INSTRUCTIONS TO FOLLOW
Give every entry again, word for word.

EXERCISE INPUT
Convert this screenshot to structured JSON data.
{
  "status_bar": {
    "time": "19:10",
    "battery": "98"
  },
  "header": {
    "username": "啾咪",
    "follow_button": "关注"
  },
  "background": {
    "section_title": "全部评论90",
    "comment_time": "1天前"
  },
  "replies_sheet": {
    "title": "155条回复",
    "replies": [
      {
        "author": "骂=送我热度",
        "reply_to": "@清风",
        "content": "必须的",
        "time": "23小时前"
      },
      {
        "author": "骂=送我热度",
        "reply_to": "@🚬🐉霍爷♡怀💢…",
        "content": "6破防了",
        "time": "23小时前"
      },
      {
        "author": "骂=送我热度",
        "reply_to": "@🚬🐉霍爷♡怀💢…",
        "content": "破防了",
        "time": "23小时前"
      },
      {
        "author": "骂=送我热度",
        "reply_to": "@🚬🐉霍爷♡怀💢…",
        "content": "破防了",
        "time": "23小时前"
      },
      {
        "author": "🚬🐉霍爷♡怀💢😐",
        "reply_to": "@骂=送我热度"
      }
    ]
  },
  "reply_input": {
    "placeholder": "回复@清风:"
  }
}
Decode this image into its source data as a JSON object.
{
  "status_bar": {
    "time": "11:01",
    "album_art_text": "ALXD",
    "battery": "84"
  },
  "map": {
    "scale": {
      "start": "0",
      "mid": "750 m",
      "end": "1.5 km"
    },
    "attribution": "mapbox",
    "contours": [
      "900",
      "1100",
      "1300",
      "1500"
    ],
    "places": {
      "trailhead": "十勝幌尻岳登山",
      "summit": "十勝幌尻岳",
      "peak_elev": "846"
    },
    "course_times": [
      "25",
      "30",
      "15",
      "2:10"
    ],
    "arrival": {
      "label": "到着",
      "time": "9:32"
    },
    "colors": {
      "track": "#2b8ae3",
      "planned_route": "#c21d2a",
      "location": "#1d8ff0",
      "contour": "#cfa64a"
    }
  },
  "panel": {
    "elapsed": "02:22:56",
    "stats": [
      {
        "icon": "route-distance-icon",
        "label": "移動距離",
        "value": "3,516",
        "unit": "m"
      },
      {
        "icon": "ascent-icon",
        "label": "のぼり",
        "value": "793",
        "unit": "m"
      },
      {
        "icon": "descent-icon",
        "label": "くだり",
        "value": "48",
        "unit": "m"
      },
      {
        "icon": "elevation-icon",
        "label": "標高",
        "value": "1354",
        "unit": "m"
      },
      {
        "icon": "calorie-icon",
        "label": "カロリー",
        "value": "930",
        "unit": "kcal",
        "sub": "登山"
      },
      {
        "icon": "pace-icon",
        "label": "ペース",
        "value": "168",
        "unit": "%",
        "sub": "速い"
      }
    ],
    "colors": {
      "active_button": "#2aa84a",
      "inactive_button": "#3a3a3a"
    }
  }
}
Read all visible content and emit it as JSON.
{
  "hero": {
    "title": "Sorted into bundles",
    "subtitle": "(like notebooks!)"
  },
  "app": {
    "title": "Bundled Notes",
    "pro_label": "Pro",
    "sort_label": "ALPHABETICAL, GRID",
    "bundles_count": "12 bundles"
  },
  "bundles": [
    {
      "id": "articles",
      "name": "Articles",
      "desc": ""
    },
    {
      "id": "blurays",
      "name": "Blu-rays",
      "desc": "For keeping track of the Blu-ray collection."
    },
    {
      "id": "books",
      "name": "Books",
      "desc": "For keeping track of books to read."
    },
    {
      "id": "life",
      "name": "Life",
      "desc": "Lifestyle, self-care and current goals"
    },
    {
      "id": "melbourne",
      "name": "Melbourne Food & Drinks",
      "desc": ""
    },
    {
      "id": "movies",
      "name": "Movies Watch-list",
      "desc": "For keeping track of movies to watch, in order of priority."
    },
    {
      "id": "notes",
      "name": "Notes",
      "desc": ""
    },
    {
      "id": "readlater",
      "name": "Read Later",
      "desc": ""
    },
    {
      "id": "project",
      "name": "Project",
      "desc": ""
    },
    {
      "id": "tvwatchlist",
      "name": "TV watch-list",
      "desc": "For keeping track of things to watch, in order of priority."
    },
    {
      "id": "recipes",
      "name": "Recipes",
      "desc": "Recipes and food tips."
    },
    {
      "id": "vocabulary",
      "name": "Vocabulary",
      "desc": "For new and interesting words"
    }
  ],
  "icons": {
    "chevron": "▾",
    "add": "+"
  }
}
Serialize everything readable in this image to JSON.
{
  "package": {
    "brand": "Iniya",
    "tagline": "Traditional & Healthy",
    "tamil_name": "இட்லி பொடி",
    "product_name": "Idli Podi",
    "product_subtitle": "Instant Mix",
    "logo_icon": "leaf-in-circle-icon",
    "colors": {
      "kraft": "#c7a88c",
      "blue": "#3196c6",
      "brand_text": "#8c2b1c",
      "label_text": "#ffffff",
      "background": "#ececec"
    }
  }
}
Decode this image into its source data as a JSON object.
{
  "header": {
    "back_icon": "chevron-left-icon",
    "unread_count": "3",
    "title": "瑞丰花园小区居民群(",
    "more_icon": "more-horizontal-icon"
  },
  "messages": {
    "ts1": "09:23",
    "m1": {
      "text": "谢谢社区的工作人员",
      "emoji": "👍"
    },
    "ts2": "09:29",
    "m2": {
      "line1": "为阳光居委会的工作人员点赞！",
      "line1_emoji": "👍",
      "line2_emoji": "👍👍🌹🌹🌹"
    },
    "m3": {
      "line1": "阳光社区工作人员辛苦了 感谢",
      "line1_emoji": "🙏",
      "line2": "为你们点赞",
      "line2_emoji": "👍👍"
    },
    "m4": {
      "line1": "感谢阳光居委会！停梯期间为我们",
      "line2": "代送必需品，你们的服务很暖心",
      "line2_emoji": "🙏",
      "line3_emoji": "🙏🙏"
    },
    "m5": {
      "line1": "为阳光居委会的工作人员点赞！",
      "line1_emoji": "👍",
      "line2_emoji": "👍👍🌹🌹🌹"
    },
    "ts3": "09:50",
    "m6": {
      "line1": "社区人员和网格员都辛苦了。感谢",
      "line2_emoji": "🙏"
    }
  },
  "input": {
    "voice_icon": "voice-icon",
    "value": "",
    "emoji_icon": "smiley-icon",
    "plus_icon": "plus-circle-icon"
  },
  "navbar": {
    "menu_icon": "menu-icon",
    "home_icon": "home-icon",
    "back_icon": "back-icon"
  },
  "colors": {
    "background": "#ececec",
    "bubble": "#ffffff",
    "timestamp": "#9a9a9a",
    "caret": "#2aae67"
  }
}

EXERCISE ANSWER
Convert this screenshot to structured JSON data.
{
  "status_bar": {
    "time": "19:10",
    "battery": "98"
  },
  "header": {
    "username": "啾咪",
    "follow_button": "关注"
  },
  "background": {
    "section_title": "全部评论90",
    "comment_time": "1天前"
  },
  "replies_sheet": {
    "title": "155条回复",
    "replies": [
      {
        "author": "骂=送我热度",
        "reply_to": "@清风",
        "content": "必须的",
        "time": "23小时前"
      },
      {
        "author": "骂=送我热度",
        "reply_to": "@🚬🐉霍爷♡怀💢…",
        "content": "6破防了",
        "time": "23小时前"
      },
      {
        "author": "骂=送我热度",
        "reply_to": "@🚬🐉霍爷♡怀💢…",
        "content": "破防了",
        "time": "23小时前"
      },
      {
        "author": "骂=送我热度",
        "reply_to": "@🚬🐉霍爷♡怀💢…",
        "content": "破防了",
        "time": "23小时前"
      },
      {
        "author": "🚬🐉霍爷♡怀💢😐",
        "reply_to": "@骂=送我热度"
      }
    ]
  },
  "reply_input": {
    "placeholder": "回复@清风:"
  }
}
Decode this image into its source data as a JSON object.
{
  "status_bar": {
    "time": "11:01",
    "album_art_text": "ALXD",
    "battery": "84"
  },
  "map": {
    "scale": {
      "start": "0",
      "mid": "750 m",
      "end": "1.5 km"
    },
    "attribution": "mapbox",
    "contours": [
      "900",
      "1100",
      "1300",
      "1500"
    ],
    "places": {
      "trailhead": "十勝幌尻岳登山",
      "summit": "十勝幌尻岳",
      "peak_elev": "846"
    },
    "course_times": [
      "25",
      "30",
      "15",
      "2:10"
    ],
    "arrival": {
      "label": "到着",
      "time": "9:32"
    },
    "colors": {
      "track": "#2b8ae3",
      "planned_route": "#c21d2a",
      "location": "#1d8ff0",
      "contour": "#cfa64a"
    }
  },
  "panel": {
    "elapsed": "02:22:56",
    "stats": [
      {
        "icon": "route-distance-icon",
        "label": "移動距離",
        "value": "3,516",
        "unit": "m"
      },
      {
        "icon": "ascent-icon",
        "label": "のぼり",
        "value": "793",
        "unit": "m"
      },
      {
        "icon": "descent-icon",
        "label": "くだり",
        "value": "48",
        "unit": "m"
      },
      {
        "icon": "elevation-icon",
        "label": "標高",
        "value": "1354",
        "unit": "m"
      },
      {
        "icon": "calorie-icon",
        "label": "カロリー",
        "value": "930",
        "unit": "kcal",
        "sub": "登山"
      },
      {
        "icon": "pace-icon",
        "label": "ペース",
        "value": "168",
        "unit": "%",
        "sub": "速い"
      }
    ],
    "colors": {
      "active_button": "#2aa84a",
      "inactive_button": "#3a3a3a"
    }
  }
}
Read all visible content and emit it as JSON.
{
  "hero": {
    "title": "Sorted into bundles",
    "subtitle": "(like notebooks!)"
  },
  "app": {
    "title": "Bundled Notes",
    "pro_label": "Pro",
    "sort_label": "ALPHABETICAL, GRID",
    "bundles_count": "12 bundles"
  },
  "bundles": [
    {
      "id": "articles",
      "name": "Articles",
      "desc": ""
    },
    {
      "id": "blurays",
      "name": "Blu-rays",
      "desc": "For keeping track of the Blu-ray collection."
    },
    {
      "id": "books",
      "name": "Books",
      "desc": "For keeping track of books to read."
    },
    {
      "id": "life",
      "name": "Life",
      "desc": "Lifestyle, self-care and current goals"
    },
    {
      "id": "melbourne",
      "name": "Melbourne Food & Drinks",
      "desc": ""
    },
    {
      "id": "movies",
      "name": "Movies Watch-list",
      "desc": "For keeping track of movies to watch, in order of priority."
    },
    {
      "id": "notes",
      "name": "Notes",
      "desc": ""
    },
    {
      "id": "readlater",
      "name": "Read Later",
      "desc": ""
    },
    {
      "id": "project",
      "name": "Project",
      "desc": ""
    },
    {
      "id": "tvwatchlist",
      "name": "TV watch-list",
      "desc": "For keeping track of things to watch, in order of priority."
    },
    {
      "id": "recipes",
      "name": "Recipes",
      "desc": "Recipes and food tips."
    },
    {
      "id": "vocabulary",
      "name": "Vocabulary",
      "desc": "For new and interesting words"
    }
  ],
  "icons": {
    "chevron": "▾",
    "add": "+"
  }
}
Serialize everything readable in this image to JSON.
{
  "package": {
    "brand": "Iniya",
    "tagline": "Traditional & Healthy",
    "tamil_name": "இட்லி பொடி",
    "product_name": "Idli Podi",
    "product_subtitle": "Instant Mix",
    "logo_icon": "leaf-in-circle-icon",
    "colors": {
      "kraft": "#c7a88c",
      "blue": "#3196c6",
      "brand_text": "#8c2b1c",
      "label_text": "#ffffff",
      "background": "#ececec"
    }
  }
}
Decode this image into its source data as a JSON object.
{
  "header": {
    "back_icon": "chevron-left-icon",
    "unread_count": "3",
    "title": "瑞丰花园小区居民群(",
    "more_icon": "more-horizontal-icon"
  },
  "messages": {
    "ts1": "09:23",
    "m1": {
      "text": "谢谢社区的工作人员",
      "emoji": "👍"
    },
    "ts2": "09:29",
    "m2": {
      "line1": "为阳光居委会的工作人员点赞！",
      "line1_emoji": "👍",
      "line2_emoji": "👍👍🌹🌹🌹"
    },
    "m3": {
      "line1": "阳光社区工作人员辛苦了 感谢",
      "line1_emoji": "🙏",
      "line2": "为你们点赞",
      "line2_emoji": "👍👍"
    },
    "m4": {
      "line1": "感谢阳光居委会！停梯期间为我们",
      "line2": "代送必需品，你们的服务很暖心",
      "line2_emoji": "🙏",
      "line3_emoji": "🙏🙏"
    },
    "m5": {
      "line1": "为阳光居委会的工作人员点赞！",
      "line1_emoji": "👍",
      "line2_emoji": "👍👍🌹🌹🌹"
    },
    "ts3": "09:50",
    "m6": {
      "line1": "社区人员和网格员都辛苦了。感谢",
      "line2_emoji": "🙏"
    }
  },
  "input": {
    "voice_icon": "voice-icon",
    "value": "",
    "emoji_icon": "smiley-icon",
    "plus_icon": "plus-circle-icon"
  },
  "navbar": {
    "menu_icon": "menu-icon",
    "home_icon": "home-icon",
    "back_icon": "back-icon"
  },
  "colors": {
    "background": "#ececec",
    "bubble": "#ffffff",
    "timestamp": "#9a9a9a",
    "caret": "#2aae67"
  }
}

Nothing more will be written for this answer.